** Begin DATASET RECORDS **
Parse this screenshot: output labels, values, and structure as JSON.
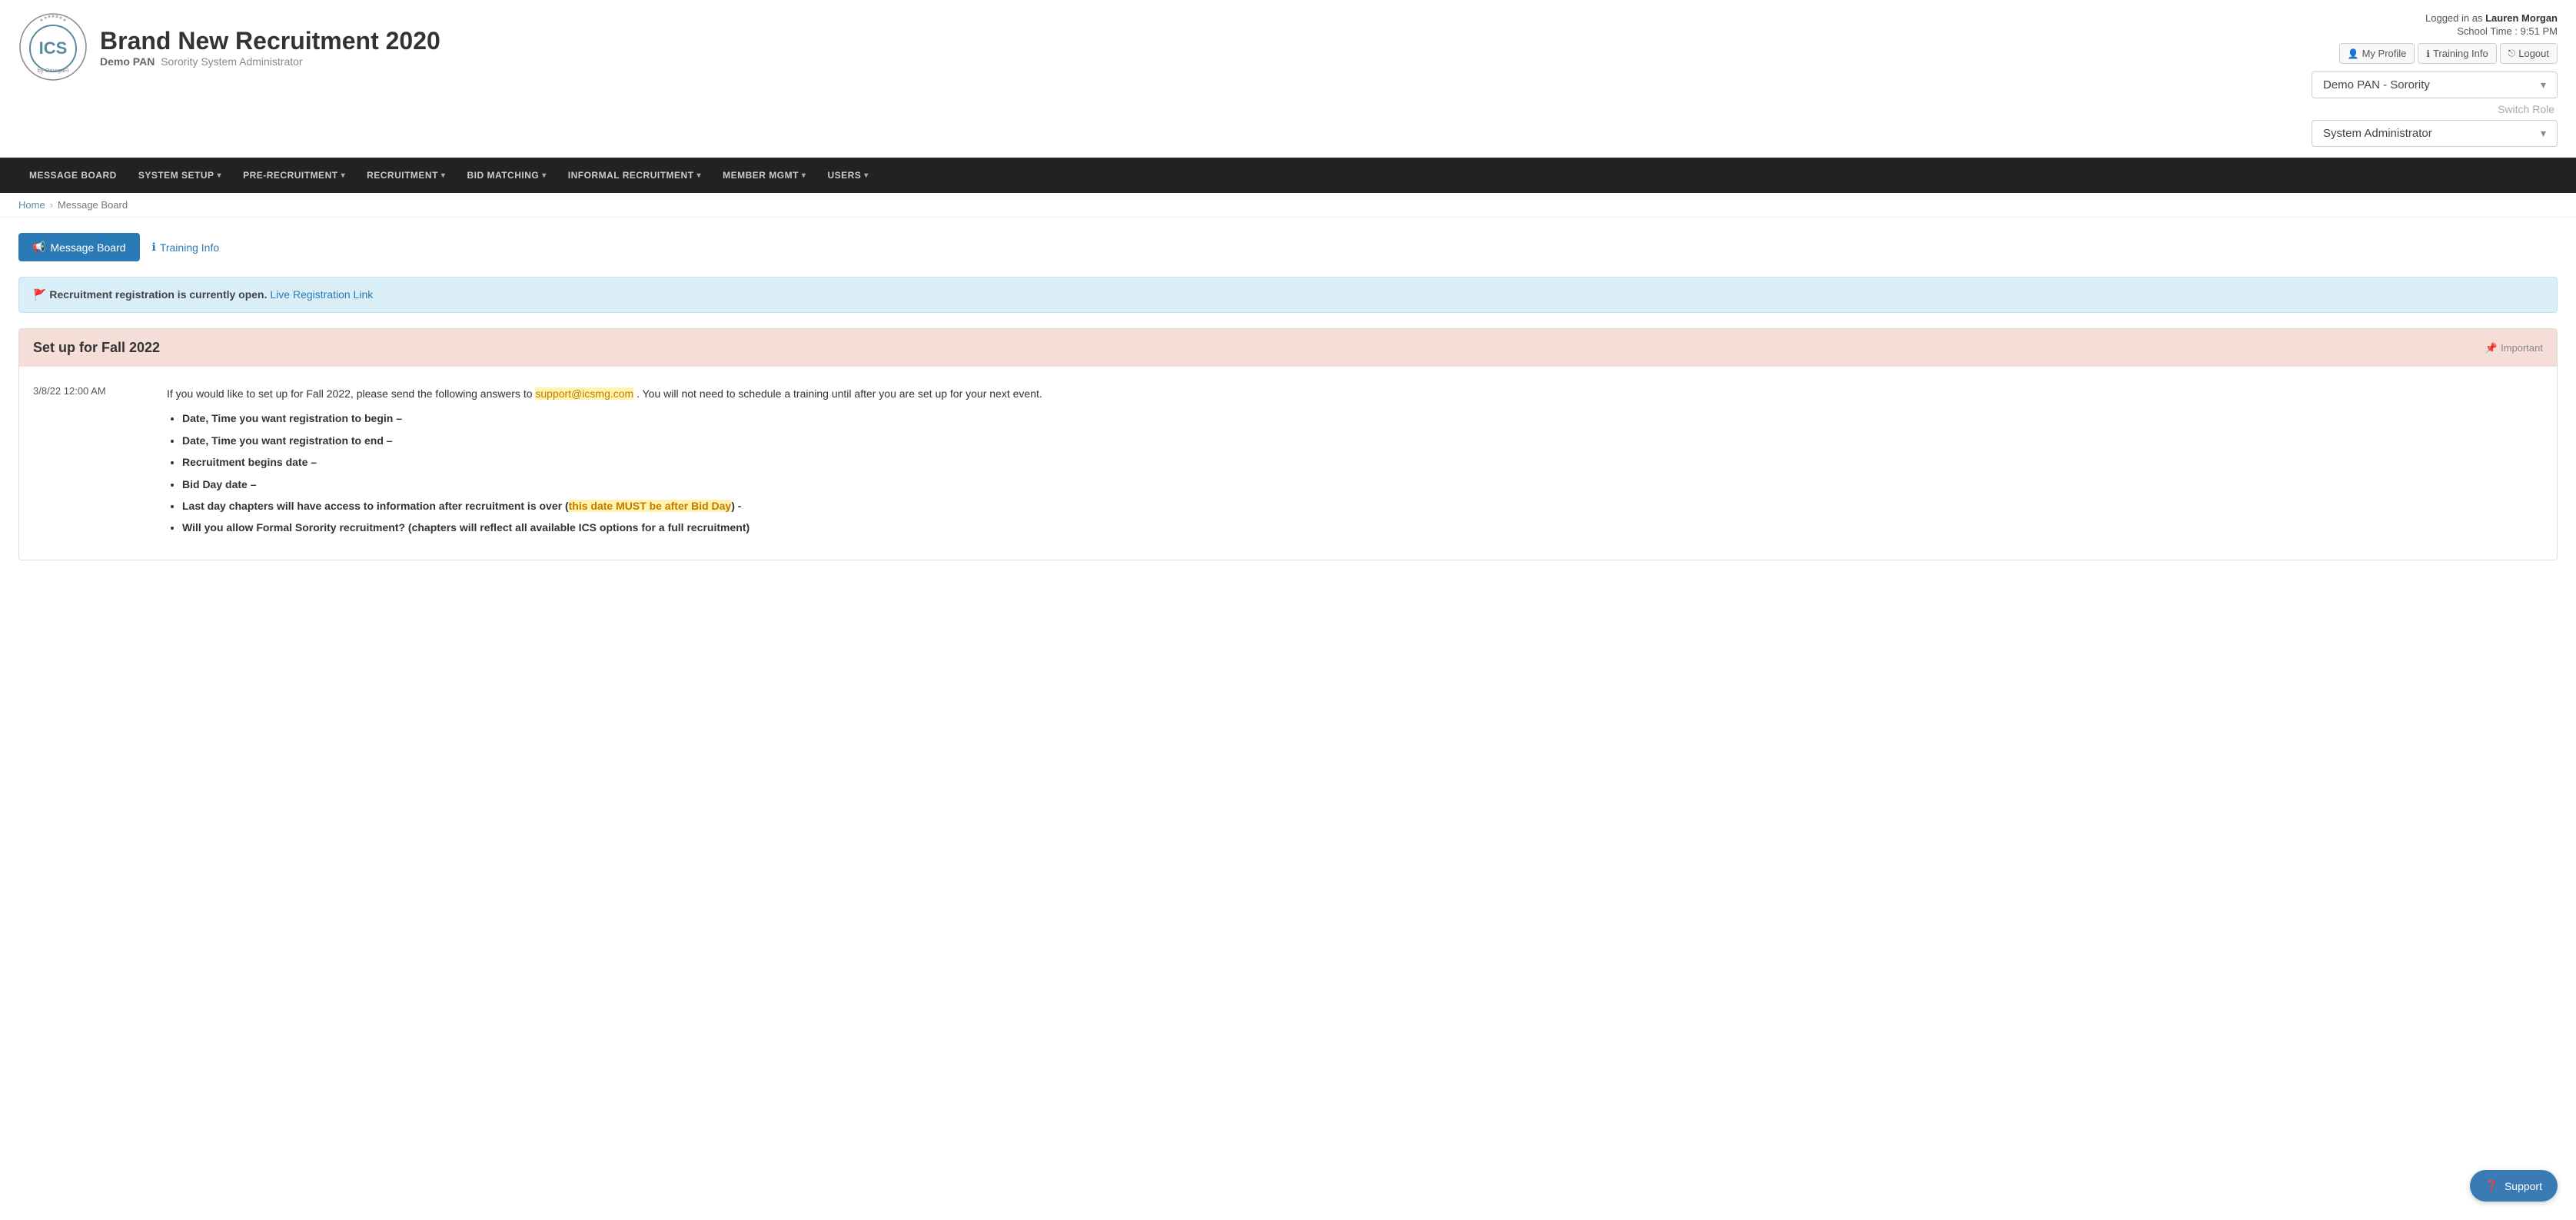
{
  "header": {
    "app_name": "Brand New Recruitment 2020",
    "org_name": "Demo PAN",
    "org_sub": "Sorority System Administrator",
    "logged_in_label": "Logged in as",
    "logged_in_user": "Lauren Morgan",
    "school_time_label": "School Time :",
    "school_time_value": "9:51 PM",
    "my_profile_label": "My Profile",
    "training_info_label": "Training Info",
    "logout_label": "Logout",
    "role_dropdown": "Demo PAN - Sorority",
    "switch_role_label": "Switch Role",
    "role_select": "System Administrator"
  },
  "navbar": {
    "items": [
      {
        "label": "Message Board",
        "has_arrow": false
      },
      {
        "label": "System Setup",
        "has_arrow": true
      },
      {
        "label": "Pre-Recruitment",
        "has_arrow": true
      },
      {
        "label": "Recruitment",
        "has_arrow": true
      },
      {
        "label": "Bid Matching",
        "has_arrow": true
      },
      {
        "label": "Informal Recruitment",
        "has_arrow": true
      },
      {
        "label": "Member Mgmt",
        "has_arrow": true
      },
      {
        "label": "Users",
        "has_arrow": true
      }
    ]
  },
  "breadcrumb": {
    "home": "Home",
    "current": "Message Board"
  },
  "actions": {
    "message_board_btn": "Message Board",
    "training_info_link": "Training Info"
  },
  "alert": {
    "text": "Recruitment registration is currently open.",
    "link_label": "Live Registration Link",
    "link_href": "#"
  },
  "message_board": {
    "title": "Set up for Fall 2022",
    "important_label": "Important",
    "date": "3/8/22 12:00 AM",
    "intro": "If you would like to set up for Fall 2022, please send the following answers to",
    "email": "support@icsmg.com",
    "email_suffix": ". You will not need to schedule a training until after you are set up for your next event.",
    "bullets": [
      "Date, Time you want registration to begin –",
      "Date, Time you want registration to end –",
      "Recruitment begins date –",
      "Bid Day date –",
      "Last day chapters will have access to information after recruitment is over (this date MUST be after Bid Day) -",
      "Will you allow Formal Sorority recruitment? (chapters will reflect all available ICS options for a full recruitment)"
    ],
    "highlight_text": "this date MUST be after Bid Day"
  },
  "support": {
    "label": "Support"
  },
  "logo": {
    "ics": "ICS",
    "byline": "by OmegaFi"
  }
}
** End DATASET RECORDS **
▶ _TASK TO CARRY OUT_
All of the data above should be transcribed verbatim, with pictures omitted.

▶ _ANSWER TO THIS PROBLEM_
Parse this screenshot: output labels, values, and structure as JSON.
{
  "header": {
    "app_name": "Brand New Recruitment 2020",
    "org_name": "Demo PAN",
    "org_sub": "Sorority System Administrator",
    "logged_in_label": "Logged in as",
    "logged_in_user": "Lauren Morgan",
    "school_time_label": "School Time :",
    "school_time_value": "9:51 PM",
    "my_profile_label": "My Profile",
    "training_info_label": "Training Info",
    "logout_label": "Logout",
    "role_dropdown": "Demo PAN - Sorority",
    "switch_role_label": "Switch Role",
    "role_select": "System Administrator"
  },
  "navbar": {
    "items": [
      {
        "label": "Message Board",
        "has_arrow": false
      },
      {
        "label": "System Setup",
        "has_arrow": true
      },
      {
        "label": "Pre-Recruitment",
        "has_arrow": true
      },
      {
        "label": "Recruitment",
        "has_arrow": true
      },
      {
        "label": "Bid Matching",
        "has_arrow": true
      },
      {
        "label": "Informal Recruitment",
        "has_arrow": true
      },
      {
        "label": "Member Mgmt",
        "has_arrow": true
      },
      {
        "label": "Users",
        "has_arrow": true
      }
    ]
  },
  "breadcrumb": {
    "home": "Home",
    "current": "Message Board"
  },
  "actions": {
    "message_board_btn": "Message Board",
    "training_info_link": "Training Info"
  },
  "alert": {
    "text": "Recruitment registration is currently open.",
    "link_label": "Live Registration Link",
    "link_href": "#"
  },
  "message_board": {
    "title": "Set up for Fall 2022",
    "important_label": "Important",
    "date": "3/8/22 12:00 AM",
    "intro": "If you would like to set up for Fall 2022, please send the following answers to",
    "email": "support@icsmg.com",
    "email_suffix": ". You will not need to schedule a training until after you are set up for your next event.",
    "bullets": [
      "Date, Time you want registration to begin –",
      "Date, Time you want registration to end –",
      "Recruitment begins date –",
      "Bid Day date –",
      "Last day chapters will have access to information after recruitment is over (this date MUST be after Bid Day) -",
      "Will you allow Formal Sorority recruitment? (chapters will reflect all available ICS options for a full recruitment)"
    ],
    "highlight_text": "this date MUST be after Bid Day"
  },
  "support": {
    "label": "Support"
  },
  "logo": {
    "ics": "ICS",
    "byline": "by OmegaFi"
  }
}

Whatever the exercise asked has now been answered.